◆ **Extracted data entries**
━━━━

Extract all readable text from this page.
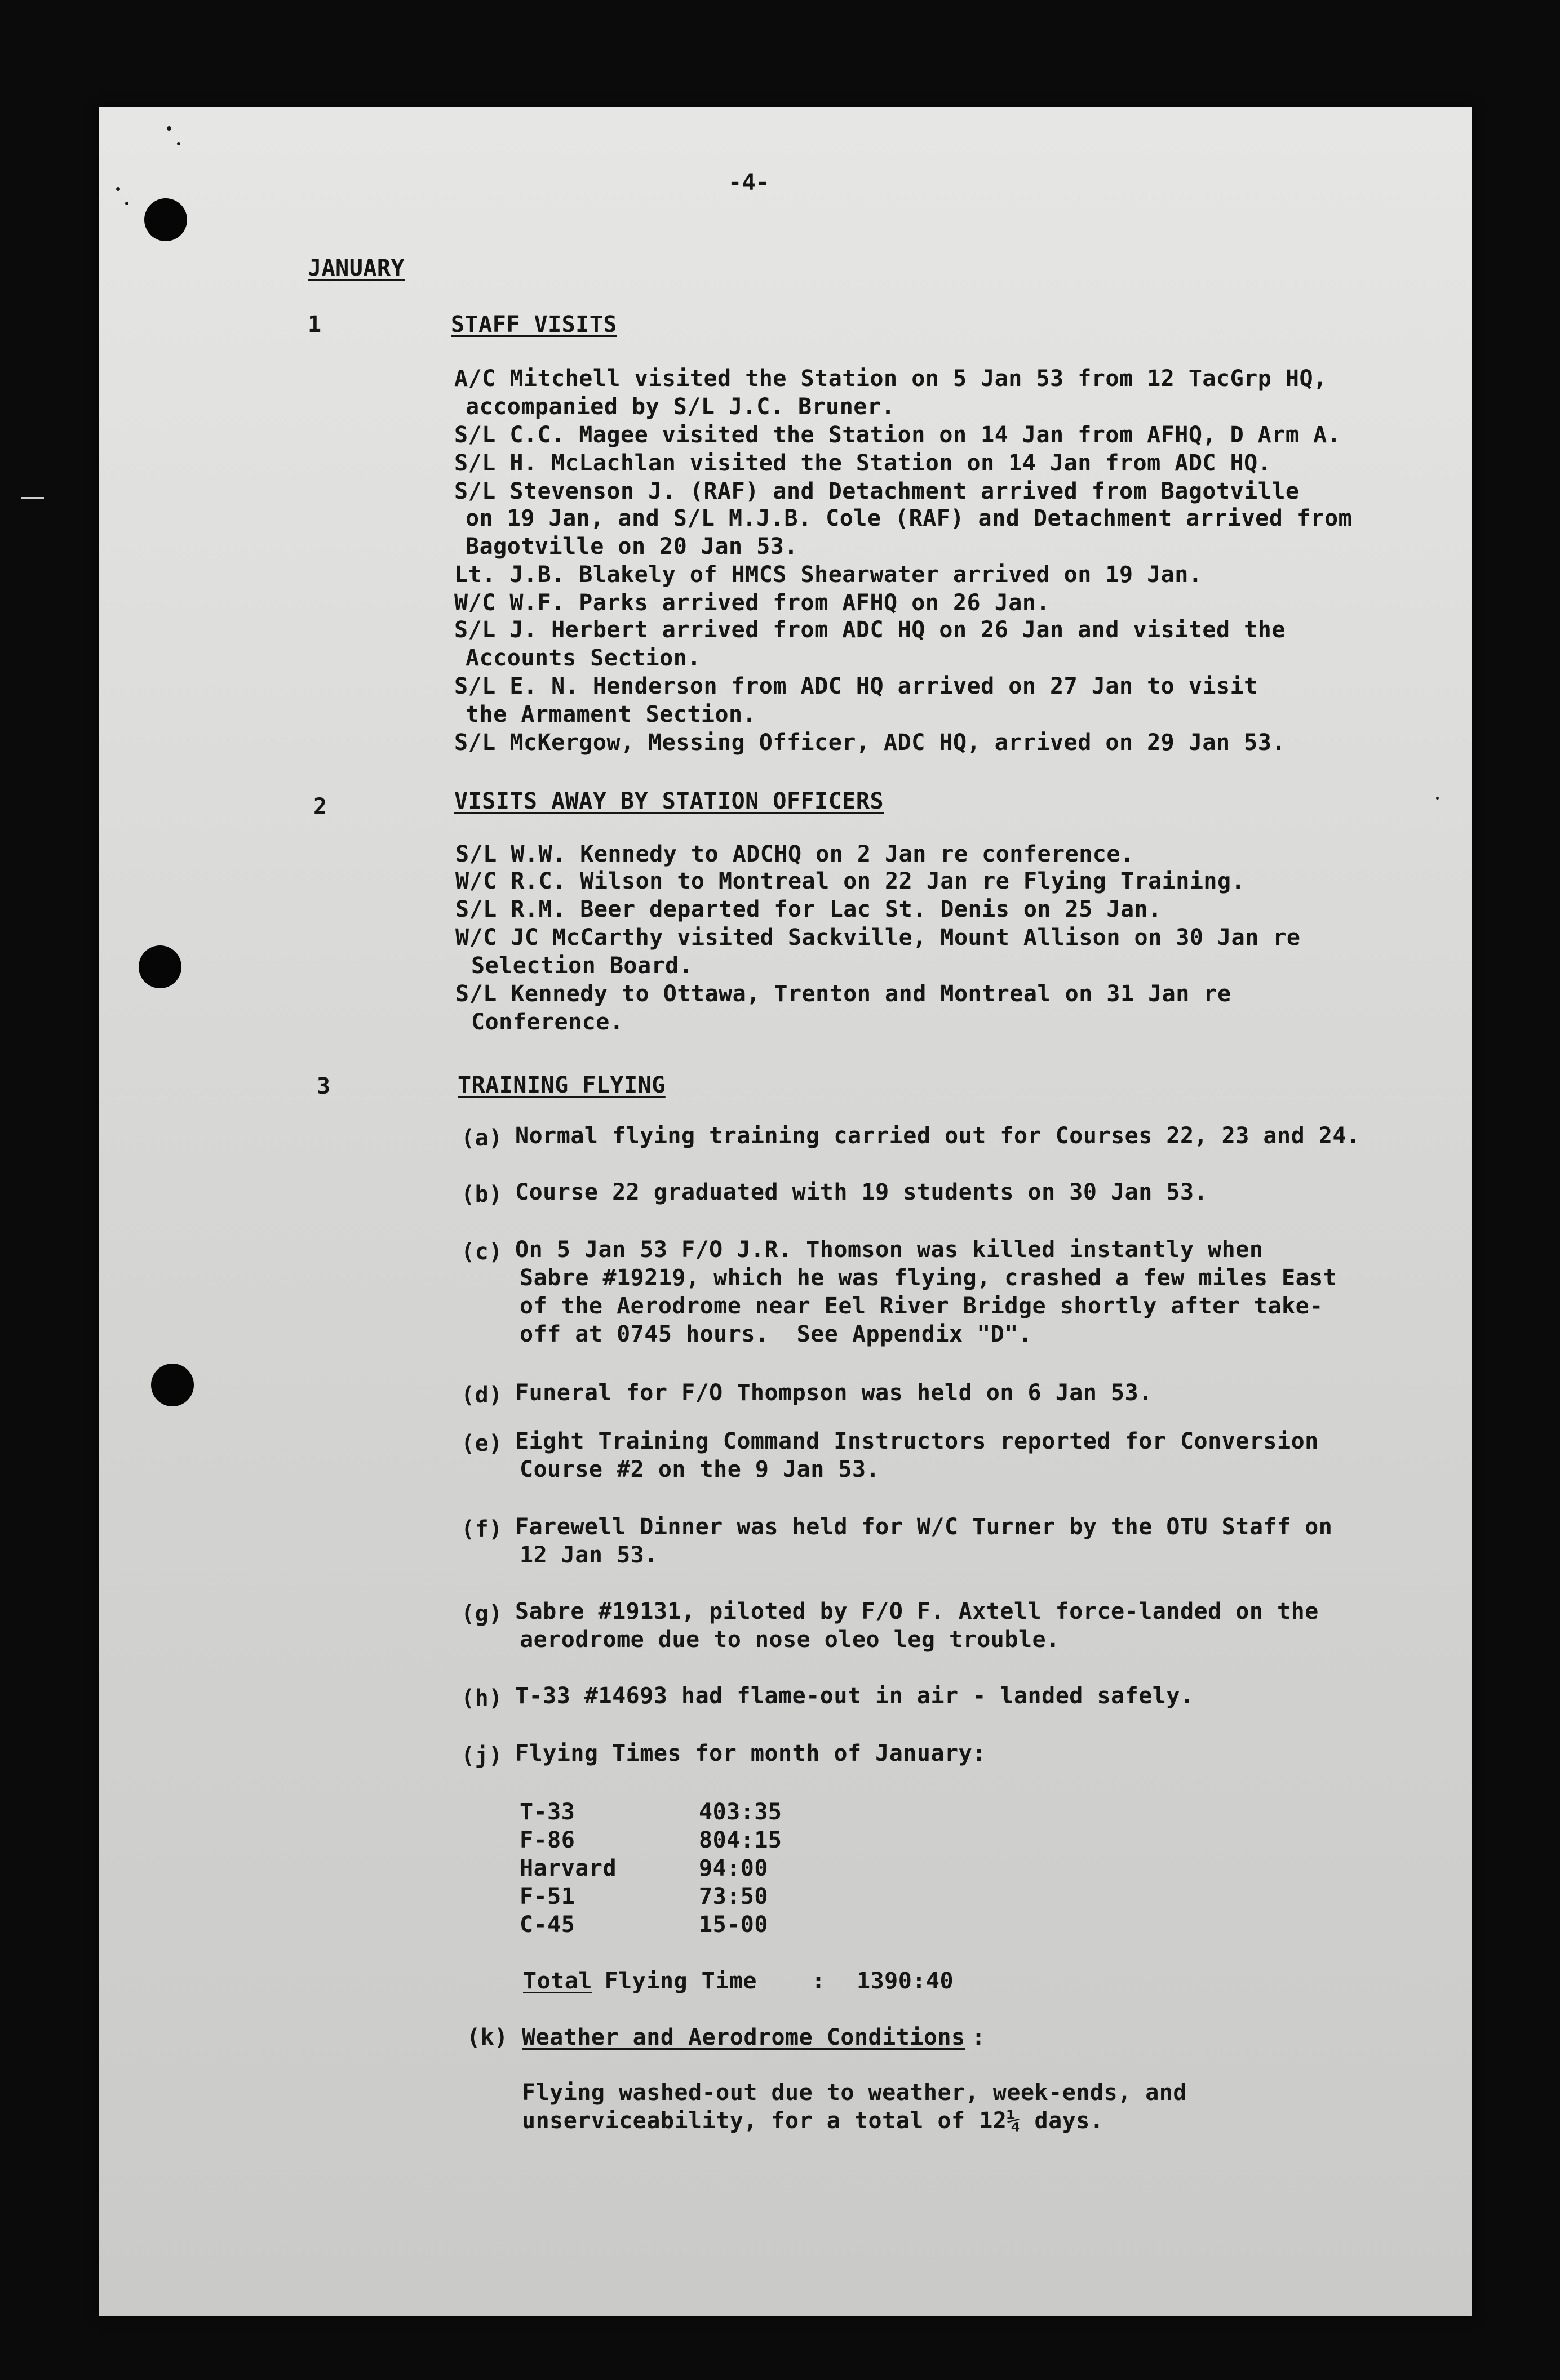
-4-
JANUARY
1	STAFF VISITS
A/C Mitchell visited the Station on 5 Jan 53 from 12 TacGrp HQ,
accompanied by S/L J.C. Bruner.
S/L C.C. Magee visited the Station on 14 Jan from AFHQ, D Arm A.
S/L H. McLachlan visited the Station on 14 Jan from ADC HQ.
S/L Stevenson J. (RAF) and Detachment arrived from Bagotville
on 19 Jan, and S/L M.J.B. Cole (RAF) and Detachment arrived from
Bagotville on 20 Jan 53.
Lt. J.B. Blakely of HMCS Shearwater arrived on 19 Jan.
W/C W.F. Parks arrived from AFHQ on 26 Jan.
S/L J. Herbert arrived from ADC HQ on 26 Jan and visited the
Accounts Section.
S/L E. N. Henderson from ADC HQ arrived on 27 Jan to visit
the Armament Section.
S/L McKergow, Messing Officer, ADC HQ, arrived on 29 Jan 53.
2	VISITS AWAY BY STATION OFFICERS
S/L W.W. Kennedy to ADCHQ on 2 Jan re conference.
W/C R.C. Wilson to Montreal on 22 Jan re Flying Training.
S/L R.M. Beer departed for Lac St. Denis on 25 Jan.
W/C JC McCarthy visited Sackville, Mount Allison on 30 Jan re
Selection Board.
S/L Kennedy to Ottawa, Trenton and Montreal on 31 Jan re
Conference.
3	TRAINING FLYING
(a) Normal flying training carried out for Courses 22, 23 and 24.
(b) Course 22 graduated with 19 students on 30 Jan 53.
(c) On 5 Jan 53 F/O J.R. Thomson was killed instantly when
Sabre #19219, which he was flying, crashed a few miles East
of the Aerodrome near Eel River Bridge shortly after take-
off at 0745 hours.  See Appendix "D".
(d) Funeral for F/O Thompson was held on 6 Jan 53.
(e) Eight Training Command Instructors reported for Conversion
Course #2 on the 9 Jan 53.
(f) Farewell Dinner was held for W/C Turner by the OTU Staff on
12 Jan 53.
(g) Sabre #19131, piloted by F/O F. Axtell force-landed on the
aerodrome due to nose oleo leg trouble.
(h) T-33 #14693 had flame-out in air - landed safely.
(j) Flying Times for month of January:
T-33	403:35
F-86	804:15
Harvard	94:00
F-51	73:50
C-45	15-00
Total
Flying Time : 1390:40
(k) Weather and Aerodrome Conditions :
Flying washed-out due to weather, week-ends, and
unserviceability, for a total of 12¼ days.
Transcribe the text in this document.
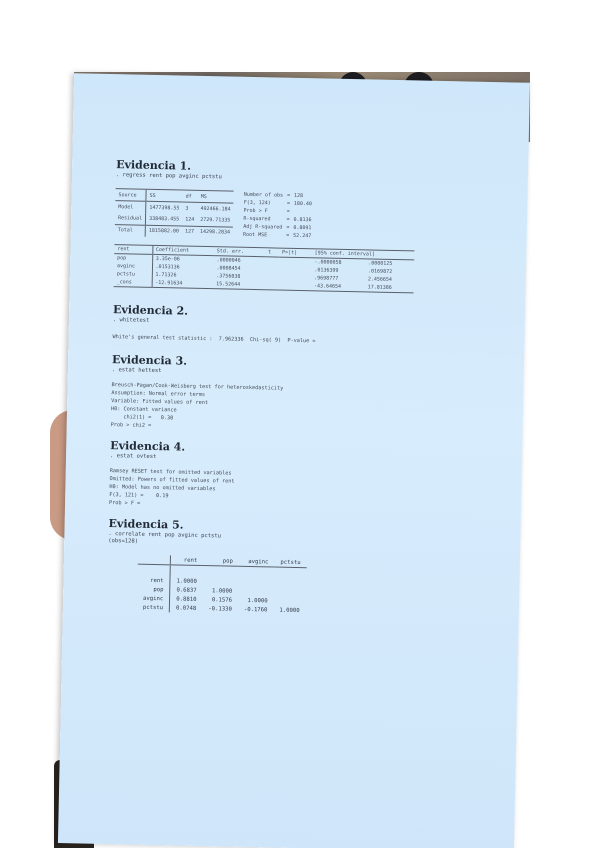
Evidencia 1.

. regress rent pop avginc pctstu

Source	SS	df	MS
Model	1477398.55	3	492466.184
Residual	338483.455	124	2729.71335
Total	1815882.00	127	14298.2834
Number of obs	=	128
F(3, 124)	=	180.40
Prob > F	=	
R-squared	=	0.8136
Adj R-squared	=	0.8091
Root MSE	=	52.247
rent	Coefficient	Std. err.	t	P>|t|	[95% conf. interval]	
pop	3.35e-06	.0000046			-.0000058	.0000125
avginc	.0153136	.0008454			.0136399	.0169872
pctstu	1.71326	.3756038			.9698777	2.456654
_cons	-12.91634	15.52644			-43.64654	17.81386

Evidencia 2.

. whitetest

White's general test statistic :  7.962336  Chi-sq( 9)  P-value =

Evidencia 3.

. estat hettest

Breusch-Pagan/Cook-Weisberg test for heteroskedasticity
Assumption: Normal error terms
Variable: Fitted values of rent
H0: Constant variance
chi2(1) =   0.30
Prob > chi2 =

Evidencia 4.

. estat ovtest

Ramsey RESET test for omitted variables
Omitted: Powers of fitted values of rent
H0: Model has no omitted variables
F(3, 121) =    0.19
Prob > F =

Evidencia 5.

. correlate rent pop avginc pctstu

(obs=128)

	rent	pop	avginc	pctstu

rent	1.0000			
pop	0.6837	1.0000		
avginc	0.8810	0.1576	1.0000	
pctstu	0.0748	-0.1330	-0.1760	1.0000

━━━━

◆ **WRITTEN EXERCISE**
Search the lines for the word "Normal" and report how many contain it, by number only.

◆ **CORRECT RESULT**
2